* Short exercise
Please repeat every one of the entries below word for word, changing nothing in any line.

═══ Records for the exercise ═══

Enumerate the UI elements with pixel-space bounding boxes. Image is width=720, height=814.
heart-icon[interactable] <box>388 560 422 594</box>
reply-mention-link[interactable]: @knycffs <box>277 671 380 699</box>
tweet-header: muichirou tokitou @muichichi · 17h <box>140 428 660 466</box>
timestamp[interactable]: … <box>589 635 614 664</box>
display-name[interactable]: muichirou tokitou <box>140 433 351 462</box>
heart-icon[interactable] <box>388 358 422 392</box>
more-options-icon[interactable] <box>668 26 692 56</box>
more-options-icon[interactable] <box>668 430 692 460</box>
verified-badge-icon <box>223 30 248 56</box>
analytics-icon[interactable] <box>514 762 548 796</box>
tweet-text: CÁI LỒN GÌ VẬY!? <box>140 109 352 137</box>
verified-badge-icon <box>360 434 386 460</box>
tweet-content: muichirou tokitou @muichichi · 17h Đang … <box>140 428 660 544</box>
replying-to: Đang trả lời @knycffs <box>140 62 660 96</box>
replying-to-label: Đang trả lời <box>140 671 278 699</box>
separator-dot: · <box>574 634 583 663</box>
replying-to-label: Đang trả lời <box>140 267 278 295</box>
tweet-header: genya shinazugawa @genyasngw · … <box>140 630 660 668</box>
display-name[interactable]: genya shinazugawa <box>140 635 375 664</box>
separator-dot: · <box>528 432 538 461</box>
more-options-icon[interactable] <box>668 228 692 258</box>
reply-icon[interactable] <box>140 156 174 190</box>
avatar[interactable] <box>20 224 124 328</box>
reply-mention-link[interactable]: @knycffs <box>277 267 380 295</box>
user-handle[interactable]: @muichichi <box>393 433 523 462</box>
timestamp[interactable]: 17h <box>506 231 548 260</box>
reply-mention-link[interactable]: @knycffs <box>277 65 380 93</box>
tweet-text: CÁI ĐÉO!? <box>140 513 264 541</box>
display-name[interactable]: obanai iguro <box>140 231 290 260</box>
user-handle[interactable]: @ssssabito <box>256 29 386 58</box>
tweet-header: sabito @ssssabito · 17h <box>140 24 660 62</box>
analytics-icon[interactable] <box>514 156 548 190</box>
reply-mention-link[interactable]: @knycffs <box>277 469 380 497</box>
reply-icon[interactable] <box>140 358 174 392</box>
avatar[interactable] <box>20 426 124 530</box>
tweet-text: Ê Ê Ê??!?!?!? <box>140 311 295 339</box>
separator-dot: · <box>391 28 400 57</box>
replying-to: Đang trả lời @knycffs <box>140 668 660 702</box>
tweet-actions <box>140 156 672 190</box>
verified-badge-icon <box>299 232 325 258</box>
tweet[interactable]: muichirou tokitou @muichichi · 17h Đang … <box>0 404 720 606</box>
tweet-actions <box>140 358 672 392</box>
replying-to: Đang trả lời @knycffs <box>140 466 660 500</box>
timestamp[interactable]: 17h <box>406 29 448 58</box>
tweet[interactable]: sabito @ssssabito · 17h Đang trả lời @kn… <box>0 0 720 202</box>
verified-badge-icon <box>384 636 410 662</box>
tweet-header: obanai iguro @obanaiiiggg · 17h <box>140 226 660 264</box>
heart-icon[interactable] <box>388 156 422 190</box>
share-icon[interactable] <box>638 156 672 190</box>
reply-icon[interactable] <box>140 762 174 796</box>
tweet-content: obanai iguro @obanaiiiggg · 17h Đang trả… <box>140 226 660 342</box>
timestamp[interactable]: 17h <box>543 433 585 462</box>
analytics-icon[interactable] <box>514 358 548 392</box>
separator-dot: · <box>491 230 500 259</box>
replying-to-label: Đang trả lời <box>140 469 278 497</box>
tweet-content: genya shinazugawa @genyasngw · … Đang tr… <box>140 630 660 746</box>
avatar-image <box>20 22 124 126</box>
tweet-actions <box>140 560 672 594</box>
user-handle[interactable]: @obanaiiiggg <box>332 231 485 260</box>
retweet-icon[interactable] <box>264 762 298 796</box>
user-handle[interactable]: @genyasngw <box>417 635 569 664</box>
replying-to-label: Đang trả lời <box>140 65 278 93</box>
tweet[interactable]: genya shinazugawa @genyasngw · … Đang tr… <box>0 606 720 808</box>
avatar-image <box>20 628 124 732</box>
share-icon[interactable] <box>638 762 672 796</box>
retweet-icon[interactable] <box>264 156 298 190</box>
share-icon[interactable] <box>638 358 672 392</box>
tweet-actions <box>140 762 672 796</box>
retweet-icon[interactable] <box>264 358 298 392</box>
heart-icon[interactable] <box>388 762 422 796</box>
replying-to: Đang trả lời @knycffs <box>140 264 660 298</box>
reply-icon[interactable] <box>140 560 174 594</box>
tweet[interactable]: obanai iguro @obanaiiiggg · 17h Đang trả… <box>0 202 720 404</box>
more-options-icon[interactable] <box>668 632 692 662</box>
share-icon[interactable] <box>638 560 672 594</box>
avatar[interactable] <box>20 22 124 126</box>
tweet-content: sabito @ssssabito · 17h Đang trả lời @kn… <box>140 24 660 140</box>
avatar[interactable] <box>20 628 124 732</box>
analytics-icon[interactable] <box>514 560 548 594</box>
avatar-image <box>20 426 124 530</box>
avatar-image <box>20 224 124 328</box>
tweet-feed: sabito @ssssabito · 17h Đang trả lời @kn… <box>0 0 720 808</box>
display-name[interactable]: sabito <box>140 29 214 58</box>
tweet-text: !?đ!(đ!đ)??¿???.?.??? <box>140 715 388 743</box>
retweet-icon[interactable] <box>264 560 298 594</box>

═══

* Solution
Enumerate the UI elements with pixel-space bounding boxes. Image is width=720, height=814.
heart-icon[interactable] <box>388 560 422 594</box>
reply-mention-link[interactable]: @knycffs <box>277 671 380 699</box>
tweet-header: muichirou tokitou @muichichi · 17h <box>140 428 660 466</box>
timestamp[interactable]: … <box>589 635 614 664</box>
display-name[interactable]: muichirou tokitou <box>140 433 351 462</box>
heart-icon[interactable] <box>388 358 422 392</box>
more-options-icon[interactable] <box>668 26 692 56</box>
more-options-icon[interactable] <box>668 430 692 460</box>
verified-badge-icon <box>223 30 248 56</box>
analytics-icon[interactable] <box>514 762 548 796</box>
tweet-text: CÁI LỒN GÌ VẬY!? <box>140 109 352 137</box>
verified-badge-icon <box>360 434 386 460</box>
tweet-content: muichirou tokitou @muichichi · 17h Đang … <box>140 428 660 544</box>
replying-to: Đang trả lời @knycffs <box>140 62 660 96</box>
replying-to-label: Đang trả lời <box>140 671 278 699</box>
separator-dot: · <box>574 634 583 663</box>
replying-to-label: Đang trả lời <box>140 267 278 295</box>
tweet-header: genya shinazugawa @genyasngw · … <box>140 630 660 668</box>
display-name[interactable]: genya shinazugawa <box>140 635 375 664</box>
separator-dot: · <box>528 432 538 461</box>
more-options-icon[interactable] <box>668 228 692 258</box>
reply-icon[interactable] <box>140 156 174 190</box>
avatar[interactable] <box>20 224 124 328</box>
reply-mention-link[interactable]: @knycffs <box>277 267 380 295</box>
user-handle[interactable]: @muichichi <box>393 433 523 462</box>
timestamp[interactable]: 17h <box>506 231 548 260</box>
reply-mention-link[interactable]: @knycffs <box>277 65 380 93</box>
tweet-text: CÁI ĐÉO!? <box>140 513 264 541</box>
display-name[interactable]: obanai iguro <box>140 231 290 260</box>
user-handle[interactable]: @ssssabito <box>256 29 386 58</box>
tweet-header: sabito @ssssabito · 17h <box>140 24 660 62</box>
analytics-icon[interactable] <box>514 156 548 190</box>
reply-mention-link[interactable]: @knycffs <box>277 469 380 497</box>
reply-icon[interactable] <box>140 358 174 392</box>
avatar[interactable] <box>20 426 124 530</box>
tweet-text: Ê Ê Ê??!?!?!? <box>140 311 295 339</box>
separator-dot: · <box>391 28 400 57</box>
replying-to: Đang trả lời @knycffs <box>140 668 660 702</box>
tweet-actions <box>140 156 672 190</box>
verified-badge-icon <box>299 232 325 258</box>
tweet[interactable]: muichirou tokitou @muichichi · 17h Đang … <box>0 404 720 606</box>
tweet-actions <box>140 358 672 392</box>
replying-to: Đang trả lời @knycffs <box>140 466 660 500</box>
timestamp[interactable]: 17h <box>406 29 448 58</box>
tweet[interactable]: sabito @ssssabito · 17h Đang trả lời @kn… <box>0 0 720 202</box>
verified-badge-icon <box>384 636 410 662</box>
tweet-header: obanai iguro @obanaiiiggg · 17h <box>140 226 660 264</box>
heart-icon[interactable] <box>388 156 422 190</box>
share-icon[interactable] <box>638 156 672 190</box>
reply-icon[interactable] <box>140 762 174 796</box>
tweet-content: obanai iguro @obanaiiiggg · 17h Đang trả… <box>140 226 660 342</box>
timestamp[interactable]: 17h <box>543 433 585 462</box>
analytics-icon[interactable] <box>514 358 548 392</box>
separator-dot: · <box>491 230 500 259</box>
replying-to-label: Đang trả lời <box>140 469 278 497</box>
tweet-content: genya shinazugawa @genyasngw · … Đang tr… <box>140 630 660 746</box>
avatar-image <box>20 22 124 126</box>
tweet-actions <box>140 560 672 594</box>
user-handle[interactable]: @obanaiiiggg <box>332 231 485 260</box>
retweet-icon[interactable] <box>264 762 298 796</box>
user-handle[interactable]: @genyasngw <box>417 635 569 664</box>
replying-to-label: Đang trả lời <box>140 65 278 93</box>
tweet[interactable]: genya shinazugawa @genyasngw · … Đang tr… <box>0 606 720 808</box>
avatar-image <box>20 628 124 732</box>
share-icon[interactable] <box>638 762 672 796</box>
retweet-icon[interactable] <box>264 156 298 190</box>
share-icon[interactable] <box>638 358 672 392</box>
tweet-actions <box>140 762 672 796</box>
retweet-icon[interactable] <box>264 358 298 392</box>
heart-icon[interactable] <box>388 762 422 796</box>
replying-to: Đang trả lời @knycffs <box>140 264 660 298</box>
reply-icon[interactable] <box>140 560 174 594</box>
tweet[interactable]: obanai iguro @obanaiiiggg · 17h Đang trả… <box>0 202 720 404</box>
more-options-icon[interactable] <box>668 632 692 662</box>
share-icon[interactable] <box>638 560 672 594</box>
avatar[interactable] <box>20 22 124 126</box>
tweet-content: sabito @ssssabito · 17h Đang trả lời @kn… <box>140 24 660 140</box>
avatar[interactable] <box>20 628 124 732</box>
analytics-icon[interactable] <box>514 560 548 594</box>
avatar-image <box>20 426 124 530</box>
avatar-image <box>20 224 124 328</box>
tweet-feed: sabito @ssssabito · 17h Đang trả lời @kn… <box>0 0 720 808</box>
display-name[interactable]: sabito <box>140 29 214 58</box>
tweet-text: !?đ!(đ!đ)??¿???.?.??? <box>140 715 388 743</box>
retweet-icon[interactable] <box>264 560 298 594</box>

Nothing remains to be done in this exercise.